Collection entries:
————

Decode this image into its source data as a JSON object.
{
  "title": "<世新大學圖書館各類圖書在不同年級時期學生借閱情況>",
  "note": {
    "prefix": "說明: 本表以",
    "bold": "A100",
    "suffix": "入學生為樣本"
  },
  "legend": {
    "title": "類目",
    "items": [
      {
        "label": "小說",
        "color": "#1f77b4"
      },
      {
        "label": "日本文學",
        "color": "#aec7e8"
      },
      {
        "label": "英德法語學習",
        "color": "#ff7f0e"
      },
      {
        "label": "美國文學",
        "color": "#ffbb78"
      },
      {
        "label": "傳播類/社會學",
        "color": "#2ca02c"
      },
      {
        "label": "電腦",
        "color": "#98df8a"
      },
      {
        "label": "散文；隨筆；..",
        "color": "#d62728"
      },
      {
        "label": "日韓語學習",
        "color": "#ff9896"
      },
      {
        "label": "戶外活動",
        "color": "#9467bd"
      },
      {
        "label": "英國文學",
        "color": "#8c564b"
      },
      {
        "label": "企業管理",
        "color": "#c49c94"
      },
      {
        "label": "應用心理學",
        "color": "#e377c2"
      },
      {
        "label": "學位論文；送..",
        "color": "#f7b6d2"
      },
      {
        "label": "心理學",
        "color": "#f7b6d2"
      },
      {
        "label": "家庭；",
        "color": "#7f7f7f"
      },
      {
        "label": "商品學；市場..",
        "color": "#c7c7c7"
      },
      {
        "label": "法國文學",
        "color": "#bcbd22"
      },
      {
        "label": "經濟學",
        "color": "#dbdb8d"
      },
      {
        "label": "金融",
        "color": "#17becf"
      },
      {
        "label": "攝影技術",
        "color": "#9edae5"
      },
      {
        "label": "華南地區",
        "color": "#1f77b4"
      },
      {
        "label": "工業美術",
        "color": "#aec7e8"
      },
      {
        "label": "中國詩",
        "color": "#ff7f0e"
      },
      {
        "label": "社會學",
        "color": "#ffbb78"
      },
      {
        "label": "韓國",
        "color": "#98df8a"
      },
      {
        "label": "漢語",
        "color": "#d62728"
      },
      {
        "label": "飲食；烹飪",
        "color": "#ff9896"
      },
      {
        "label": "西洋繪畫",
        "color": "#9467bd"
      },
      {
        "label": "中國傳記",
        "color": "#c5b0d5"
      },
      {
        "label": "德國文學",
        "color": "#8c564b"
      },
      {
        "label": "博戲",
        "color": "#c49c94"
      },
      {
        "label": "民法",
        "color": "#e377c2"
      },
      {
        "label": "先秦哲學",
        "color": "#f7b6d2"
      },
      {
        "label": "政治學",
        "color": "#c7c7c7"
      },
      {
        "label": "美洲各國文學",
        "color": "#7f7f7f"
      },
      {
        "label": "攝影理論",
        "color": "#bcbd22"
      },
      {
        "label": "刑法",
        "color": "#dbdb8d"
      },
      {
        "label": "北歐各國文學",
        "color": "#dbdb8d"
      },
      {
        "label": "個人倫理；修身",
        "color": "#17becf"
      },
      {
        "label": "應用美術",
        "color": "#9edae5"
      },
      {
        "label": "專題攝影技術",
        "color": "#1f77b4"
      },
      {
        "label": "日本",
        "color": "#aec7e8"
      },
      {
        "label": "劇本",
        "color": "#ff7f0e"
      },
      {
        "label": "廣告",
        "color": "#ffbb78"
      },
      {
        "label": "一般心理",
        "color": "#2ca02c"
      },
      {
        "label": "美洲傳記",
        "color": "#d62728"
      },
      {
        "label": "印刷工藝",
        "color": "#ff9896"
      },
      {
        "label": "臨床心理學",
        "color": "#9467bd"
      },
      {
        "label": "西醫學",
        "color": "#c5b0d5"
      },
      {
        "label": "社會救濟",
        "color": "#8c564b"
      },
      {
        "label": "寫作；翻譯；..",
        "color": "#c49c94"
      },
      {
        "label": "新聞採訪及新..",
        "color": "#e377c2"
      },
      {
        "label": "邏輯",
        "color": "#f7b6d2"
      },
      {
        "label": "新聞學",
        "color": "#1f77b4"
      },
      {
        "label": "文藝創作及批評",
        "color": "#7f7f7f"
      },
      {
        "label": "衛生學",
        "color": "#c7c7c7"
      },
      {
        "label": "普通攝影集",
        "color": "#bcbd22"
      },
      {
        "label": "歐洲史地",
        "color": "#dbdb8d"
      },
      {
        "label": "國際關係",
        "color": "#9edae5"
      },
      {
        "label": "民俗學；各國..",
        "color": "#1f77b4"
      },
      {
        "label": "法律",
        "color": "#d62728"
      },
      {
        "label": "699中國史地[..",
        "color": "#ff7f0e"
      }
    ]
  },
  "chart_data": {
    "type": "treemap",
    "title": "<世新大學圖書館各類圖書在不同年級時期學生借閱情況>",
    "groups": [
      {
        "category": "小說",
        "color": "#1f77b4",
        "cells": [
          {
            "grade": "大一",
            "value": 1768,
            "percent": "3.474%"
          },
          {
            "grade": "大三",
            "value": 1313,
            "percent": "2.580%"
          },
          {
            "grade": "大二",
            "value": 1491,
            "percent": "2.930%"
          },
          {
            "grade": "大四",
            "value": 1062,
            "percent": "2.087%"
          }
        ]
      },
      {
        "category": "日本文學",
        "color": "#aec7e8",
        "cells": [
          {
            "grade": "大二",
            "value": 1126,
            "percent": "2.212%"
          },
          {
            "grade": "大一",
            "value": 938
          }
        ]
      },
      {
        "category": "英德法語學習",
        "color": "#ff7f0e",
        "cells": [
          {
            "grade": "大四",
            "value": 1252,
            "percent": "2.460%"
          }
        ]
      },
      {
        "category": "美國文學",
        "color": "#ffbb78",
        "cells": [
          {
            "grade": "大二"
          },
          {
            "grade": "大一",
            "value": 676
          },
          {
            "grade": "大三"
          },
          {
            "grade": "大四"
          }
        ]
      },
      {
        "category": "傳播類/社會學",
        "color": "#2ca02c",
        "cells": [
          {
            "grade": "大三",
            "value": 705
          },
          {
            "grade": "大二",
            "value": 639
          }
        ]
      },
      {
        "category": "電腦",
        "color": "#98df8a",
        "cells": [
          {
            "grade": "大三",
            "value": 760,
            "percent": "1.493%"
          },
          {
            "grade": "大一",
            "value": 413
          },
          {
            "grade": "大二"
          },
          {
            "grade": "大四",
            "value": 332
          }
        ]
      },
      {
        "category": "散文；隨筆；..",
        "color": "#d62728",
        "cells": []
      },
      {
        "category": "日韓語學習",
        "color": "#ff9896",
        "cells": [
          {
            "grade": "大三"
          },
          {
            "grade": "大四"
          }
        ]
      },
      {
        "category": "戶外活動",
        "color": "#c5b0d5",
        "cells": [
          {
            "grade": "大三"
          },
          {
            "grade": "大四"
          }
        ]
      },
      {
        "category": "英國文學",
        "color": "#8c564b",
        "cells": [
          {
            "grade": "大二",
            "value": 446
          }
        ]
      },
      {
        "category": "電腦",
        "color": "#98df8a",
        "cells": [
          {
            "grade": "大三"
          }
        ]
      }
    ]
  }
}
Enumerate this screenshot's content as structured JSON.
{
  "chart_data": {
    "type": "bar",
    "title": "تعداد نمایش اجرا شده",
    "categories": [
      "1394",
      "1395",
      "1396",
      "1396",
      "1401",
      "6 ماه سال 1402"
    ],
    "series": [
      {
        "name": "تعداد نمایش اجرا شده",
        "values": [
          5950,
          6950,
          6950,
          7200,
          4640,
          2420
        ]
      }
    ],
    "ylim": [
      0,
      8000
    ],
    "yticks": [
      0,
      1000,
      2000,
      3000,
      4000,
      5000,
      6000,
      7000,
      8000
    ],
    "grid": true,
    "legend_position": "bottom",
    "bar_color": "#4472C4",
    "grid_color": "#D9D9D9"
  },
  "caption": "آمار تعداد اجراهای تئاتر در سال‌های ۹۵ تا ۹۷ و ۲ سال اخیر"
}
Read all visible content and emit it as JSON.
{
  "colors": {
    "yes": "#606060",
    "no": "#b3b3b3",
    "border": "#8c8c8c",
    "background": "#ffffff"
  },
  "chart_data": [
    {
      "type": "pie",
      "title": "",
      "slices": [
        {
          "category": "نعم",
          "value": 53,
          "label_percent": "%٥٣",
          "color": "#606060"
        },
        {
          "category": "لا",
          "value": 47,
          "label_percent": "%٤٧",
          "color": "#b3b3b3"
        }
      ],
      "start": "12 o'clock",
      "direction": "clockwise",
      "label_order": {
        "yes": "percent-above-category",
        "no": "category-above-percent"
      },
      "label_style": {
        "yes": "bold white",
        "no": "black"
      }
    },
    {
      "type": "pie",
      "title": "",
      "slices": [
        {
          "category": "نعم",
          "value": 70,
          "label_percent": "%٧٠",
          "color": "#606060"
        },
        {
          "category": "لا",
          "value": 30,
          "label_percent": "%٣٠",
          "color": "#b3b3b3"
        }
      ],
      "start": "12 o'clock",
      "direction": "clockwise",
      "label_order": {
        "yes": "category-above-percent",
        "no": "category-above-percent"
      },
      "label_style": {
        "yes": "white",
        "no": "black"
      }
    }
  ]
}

————

Prompt
Take the lines above from the one holding "Read all visible content and emit it as JSON." to the last and output them exactly.

Exercise result
Read all visible content and emit it as JSON.
{
  "colors": {
    "yes": "#606060",
    "no": "#b3b3b3",
    "border": "#8c8c8c",
    "background": "#ffffff"
  },
  "chart_data": [
    {
      "type": "pie",
      "title": "",
      "slices": [
        {
          "category": "نعم",
          "value": 53,
          "label_percent": "%٥٣",
          "color": "#606060"
        },
        {
          "category": "لا",
          "value": 47,
          "label_percent": "%٤٧",
          "color": "#b3b3b3"
        }
      ],
      "start": "12 o'clock",
      "direction": "clockwise",
      "label_order": {
        "yes": "percent-above-category",
        "no": "category-above-percent"
      },
      "label_style": {
        "yes": "bold white",
        "no": "black"
      }
    },
    {
      "type": "pie",
      "title": "",
      "slices": [
        {
          "category": "نعم",
          "value": 70,
          "label_percent": "%٧٠",
          "color": "#606060"
        },
        {
          "category": "لا",
          "value": 30,
          "label_percent": "%٣٠",
          "color": "#b3b3b3"
        }
      ],
      "start": "12 o'clock",
      "direction": "clockwise",
      "label_order": {
        "yes": "category-above-percent",
        "no": "category-above-percent"
      },
      "label_style": {
        "yes": "white",
        "no": "black"
      }
    }
  ]
}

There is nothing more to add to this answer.